GOAL | Every record below should be written out exactly; pictures stay out.

----

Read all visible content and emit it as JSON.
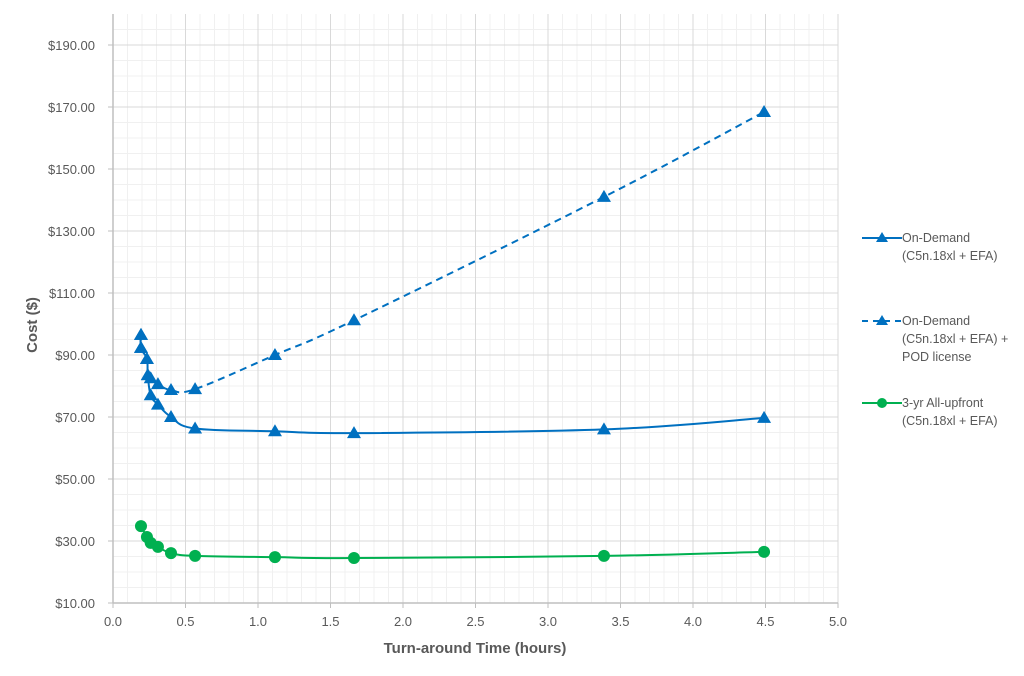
{
  "chart_data": {
    "type": "line",
    "title": "",
    "xlabel": "Turn-around Time (hours)",
    "ylabel": "Cost ($)",
    "xlim": [
      0,
      5
    ],
    "ylim": [
      10,
      190
    ],
    "x_ticks": [
      "0.0",
      "0.5",
      "1.0",
      "1.5",
      "2.0",
      "2.5",
      "3.0",
      "3.5",
      "4.0",
      "4.5",
      "5.0"
    ],
    "y_ticks": [
      "$10.00",
      "$30.00",
      "$50.00",
      "$70.00",
      "$90.00",
      "$110.00",
      "$130.00",
      "$150.00",
      "$170.00",
      "$190.00"
    ],
    "grid": true,
    "legend_position": "right",
    "series": [
      {
        "name": "On-Demand (C5n.18xl + EFA)",
        "color": "#0070C0",
        "line_style": "solid",
        "marker": "triangle",
        "x": [
          0.193,
          0.193,
          0.234,
          0.24,
          0.26,
          0.31,
          0.4,
          0.566,
          1.117,
          1.662,
          3.386,
          4.49
        ],
        "y": [
          96.5,
          92.3,
          88.7,
          83.5,
          77.0,
          74.0,
          70.0,
          66.3,
          65.4,
          64.8,
          66.0,
          69.7
        ]
      },
      {
        "name": "On-Demand (C5n.18xl + EFA) + POD license",
        "color": "#0070C0",
        "line_style": "dashed",
        "marker": "triangle",
        "x": [
          0.193,
          0.193,
          0.234,
          0.24,
          0.26,
          0.31,
          0.4,
          0.566,
          1.117,
          1.662,
          3.386,
          4.49
        ],
        "y": [
          96.5,
          92.3,
          88.7,
          83.5,
          82.5,
          80.6,
          78.7,
          79.0,
          90.0,
          101.2,
          141.0,
          168.4
        ]
      },
      {
        "name": "3-yr All-upfront (C5n.18xl + EFA)",
        "color": "#00B050",
        "line_style": "solid",
        "marker": "circle",
        "x": [
          0.193,
          0.234,
          0.26,
          0.31,
          0.4,
          0.566,
          1.117,
          1.662,
          3.386,
          4.49
        ],
        "y": [
          34.8,
          31.3,
          29.4,
          28.1,
          26.1,
          25.2,
          24.8,
          24.5,
          25.2,
          26.5
        ]
      }
    ]
  },
  "legend": {
    "items": [
      {
        "label": "On-Demand\n(C5n.18xl + EFA)"
      },
      {
        "label": "On-Demand\n(C5n.18xl + EFA) +\nPOD license"
      },
      {
        "label": "3-yr All-upfront\n(C5n.18xl + EFA)"
      }
    ]
  }
}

----

TASK RESULT |
Read all visible content and emit it as JSON.
{
  "chart_data": {
    "type": "line",
    "title": "",
    "xlabel": "Turn-around Time (hours)",
    "ylabel": "Cost ($)",
    "xlim": [
      0,
      5
    ],
    "ylim": [
      10,
      190
    ],
    "x_ticks": [
      "0.0",
      "0.5",
      "1.0",
      "1.5",
      "2.0",
      "2.5",
      "3.0",
      "3.5",
      "4.0",
      "4.5",
      "5.0"
    ],
    "y_ticks": [
      "$10.00",
      "$30.00",
      "$50.00",
      "$70.00",
      "$90.00",
      "$110.00",
      "$130.00",
      "$150.00",
      "$170.00",
      "$190.00"
    ],
    "grid": true,
    "legend_position": "right",
    "series": [
      {
        "name": "On-Demand (C5n.18xl + EFA)",
        "color": "#0070C0",
        "line_style": "solid",
        "marker": "triangle",
        "x": [
          0.193,
          0.193,
          0.234,
          0.24,
          0.26,
          0.31,
          0.4,
          0.566,
          1.117,
          1.662,
          3.386,
          4.49
        ],
        "y": [
          96.5,
          92.3,
          88.7,
          83.5,
          77.0,
          74.0,
          70.0,
          66.3,
          65.4,
          64.8,
          66.0,
          69.7
        ]
      },
      {
        "name": "On-Demand (C5n.18xl + EFA) + POD license",
        "color": "#0070C0",
        "line_style": "dashed",
        "marker": "triangle",
        "x": [
          0.193,
          0.193,
          0.234,
          0.24,
          0.26,
          0.31,
          0.4,
          0.566,
          1.117,
          1.662,
          3.386,
          4.49
        ],
        "y": [
          96.5,
          92.3,
          88.7,
          83.5,
          82.5,
          80.6,
          78.7,
          79.0,
          90.0,
          101.2,
          141.0,
          168.4
        ]
      },
      {
        "name": "3-yr All-upfront (C5n.18xl + EFA)",
        "color": "#00B050",
        "line_style": "solid",
        "marker": "circle",
        "x": [
          0.193,
          0.234,
          0.26,
          0.31,
          0.4,
          0.566,
          1.117,
          1.662,
          3.386,
          4.49
        ],
        "y": [
          34.8,
          31.3,
          29.4,
          28.1,
          26.1,
          25.2,
          24.8,
          24.5,
          25.2,
          26.5
        ]
      }
    ]
  },
  "legend": {
    "items": [
      {
        "label": "On-Demand\n(C5n.18xl + EFA)"
      },
      {
        "label": "On-Demand\n(C5n.18xl + EFA) +\nPOD license"
      },
      {
        "label": "3-yr All-upfront\n(C5n.18xl + EFA)"
      }
    ]
  }
}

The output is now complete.